- WHAT YOU HAVE TO DO -
Write each record again exactly as it stands.

- Collection entries -
— begin —

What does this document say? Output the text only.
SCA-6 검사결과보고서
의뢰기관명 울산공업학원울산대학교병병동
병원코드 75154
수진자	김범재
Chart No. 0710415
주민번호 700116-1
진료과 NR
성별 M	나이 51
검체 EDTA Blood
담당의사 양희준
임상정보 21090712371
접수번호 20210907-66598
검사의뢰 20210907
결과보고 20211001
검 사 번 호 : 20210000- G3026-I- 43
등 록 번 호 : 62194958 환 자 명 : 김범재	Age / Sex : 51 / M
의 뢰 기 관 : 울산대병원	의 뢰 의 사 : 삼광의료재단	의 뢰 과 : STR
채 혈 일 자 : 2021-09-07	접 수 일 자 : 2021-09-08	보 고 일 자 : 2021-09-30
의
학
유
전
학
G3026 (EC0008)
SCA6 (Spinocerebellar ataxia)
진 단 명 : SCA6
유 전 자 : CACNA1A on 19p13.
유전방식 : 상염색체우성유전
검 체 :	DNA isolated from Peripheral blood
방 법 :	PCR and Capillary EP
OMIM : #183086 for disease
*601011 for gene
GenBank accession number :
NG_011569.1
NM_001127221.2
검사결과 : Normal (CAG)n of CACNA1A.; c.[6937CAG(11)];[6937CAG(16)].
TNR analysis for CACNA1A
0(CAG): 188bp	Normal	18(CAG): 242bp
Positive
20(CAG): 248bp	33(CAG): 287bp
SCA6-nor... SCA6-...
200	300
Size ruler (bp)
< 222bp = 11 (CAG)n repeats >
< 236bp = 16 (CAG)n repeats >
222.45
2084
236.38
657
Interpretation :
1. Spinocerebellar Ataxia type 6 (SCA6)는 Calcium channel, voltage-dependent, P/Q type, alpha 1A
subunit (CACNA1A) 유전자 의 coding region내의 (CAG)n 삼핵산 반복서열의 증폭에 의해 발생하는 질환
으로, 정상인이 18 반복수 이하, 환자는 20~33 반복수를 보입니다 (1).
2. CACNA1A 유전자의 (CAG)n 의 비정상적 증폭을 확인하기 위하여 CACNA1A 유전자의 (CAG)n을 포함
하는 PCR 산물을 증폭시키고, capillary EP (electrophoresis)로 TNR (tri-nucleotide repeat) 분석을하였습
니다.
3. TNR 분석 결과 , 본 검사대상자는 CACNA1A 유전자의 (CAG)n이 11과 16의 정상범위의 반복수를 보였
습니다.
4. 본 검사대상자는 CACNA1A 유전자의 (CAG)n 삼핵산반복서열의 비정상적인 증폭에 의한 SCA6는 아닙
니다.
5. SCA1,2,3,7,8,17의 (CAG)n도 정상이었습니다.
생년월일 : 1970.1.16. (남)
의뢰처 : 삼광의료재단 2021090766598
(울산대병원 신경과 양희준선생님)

— end —

- RESULT OF THIS EXERCISE -
What does this document say? Output the text only.
SCA-6 검사결과보고서
의뢰기관명 울산공업학원울산대학교병병동
병원코드 75154
수진자	김범재
Chart No. 0710415
주민번호 700116-1
진료과 NR
성별 M	나이 51
검체 EDTA Blood
담당의사 양희준
임상정보 21090712371
접수번호 20210907-66598
검사의뢰 20210907
결과보고 20211001
검 사 번 호 : 20210000- G3026-I- 43
등 록 번 호 : 62194958 환 자 명 : 김범재	Age / Sex : 51 / M
의 뢰 기 관 : 울산대병원	의 뢰 의 사 : 삼광의료재단	의 뢰 과 : STR
채 혈 일 자 : 2021-09-07	접 수 일 자 : 2021-09-08	보 고 일 자 : 2021-09-30
의
학
유
전
학
G3026 (EC0008)
SCA6 (Spinocerebellar ataxia)
진 단 명 : SCA6
유 전 자 : CACNA1A on 19p13.
유전방식 : 상염색체우성유전
검 체 :	DNA isolated from Peripheral blood
방 법 :	PCR and Capillary EP
OMIM : #183086 for disease
*601011 for gene
GenBank accession number :
NG_011569.1
NM_001127221.2
검사결과 : Normal (CAG)n of CACNA1A.; c.[6937CAG(11)];[6937CAG(16)].
TNR analysis for CACNA1A
0(CAG): 188bp	Normal	18(CAG): 242bp
Positive
20(CAG): 248bp	33(CAG): 287bp
SCA6-nor... SCA6-...
200	300
Size ruler (bp)
< 222bp = 11 (CAG)n repeats >
< 236bp = 16 (CAG)n repeats >
222.45
2084
236.38
657
Interpretation :
1. Spinocerebellar Ataxia type 6 (SCA6)는 Calcium channel, voltage-dependent, P/Q type, alpha 1A
subunit (CACNA1A) 유전자 의 coding region내의 (CAG)n 삼핵산 반복서열의 증폭에 의해 발생하는 질환
으로, 정상인이 18 반복수 이하, 환자는 20~33 반복수를 보입니다 (1).
2. CACNA1A 유전자의 (CAG)n 의 비정상적 증폭을 확인하기 위하여 CACNA1A 유전자의 (CAG)n을 포함
하는 PCR 산물을 증폭시키고, capillary EP (electrophoresis)로 TNR (tri-nucleotide repeat) 분석을하였습
니다.
3. TNR 분석 결과 , 본 검사대상자는 CACNA1A 유전자의 (CAG)n이 11과 16의 정상범위의 반복수를 보였
습니다.
4. 본 검사대상자는 CACNA1A 유전자의 (CAG)n 삼핵산반복서열의 비정상적인 증폭에 의한 SCA6는 아닙
니다.
5. SCA1,2,3,7,8,17의 (CAG)n도 정상이었습니다.
생년월일 : 1970.1.16. (남)
의뢰처 : 삼광의료재단 2021090766598
(울산대병원 신경과 양희준선생님)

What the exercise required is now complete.